## BEGIN PAGE

Machine Learning Algorithms: Hierarchical **Agglomerative Clustering**
Example In Python
Hierarchical clustering algorithms group similar objects into groups called clusters. There are two types of hierarchical clustering algorithms:
- Agglomerative — Bottom up approach. Start with many small clusters and merge them together to create bigger clusters.
- Divisive — Top down approach. Start with a single cluster than break it up into smaller clusters.
Some pros and cons of Hierarchical Clustering
Pros
- No assumption of a particular number of clusters (i.e. k-means)
- May correspond to meaningful taxonomies
Cons
- Once a decision is made to combine two clusters, it can’t be undone
- Too slow for large data sets, O(𝑛2 log(𝑛))

## END PAGE
## BEGIN GIVEN MATERIAL

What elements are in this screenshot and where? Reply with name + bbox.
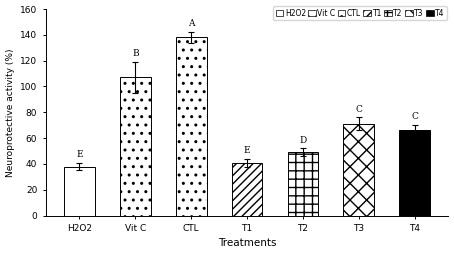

## END GIVEN MATERIAL

AIM 1. Render this sentence from the hierarchical clustering text in Spanish: "Hierarchical clustering algorithms group similar objects into groups called clusters."
AIM 2. Extend the hierarchical clustering text beyond its final line.
None of the tasks here draw on the data.

WRITTEN RESPONSE 1. Los algoritmos de agrupamiento jerárquico agrupan objetos similares en grupos llamados clústeres.

WRITTEN RESPONSE 2.
How it works
- Make each data point a cluster
2. Take the two closest clusters and make them one cluster
3. Repeat step 2 until there is only one cluster
Dendrograms
We can use a dendrogram to visualize the history of groupings and figure out the optimal number of clusters.
- Determine the largest vertical distance that doesn’t intersect any of the other clusters
- Draw a horizontal line at both extremities
- The optimal number of clusters is equal to the number of vertical lines going through the horizontal line
For eg., in the below case, best choice for no. of clusters will be 4.
Linkage Criteria
Similar to gradient descent, you can tweak certain parameters to get drastically different results.
The linkage criteria refers to how the distance between clusters is calculated.
Single Linkage
The distance between two clusters is the shortest distance between two points in each cluster
Complete Linkage
The distance between two clusters is the longest distance between two points in each cluster
Average Linkage
The distance between clusters is the average distance between each point in one cluster to every point in other cluster
Ward Linkage
The distance between clusters is the sum of squared differences within all clusters
Distance Metric
The method you use to calculate the distance between data points will affect the end result.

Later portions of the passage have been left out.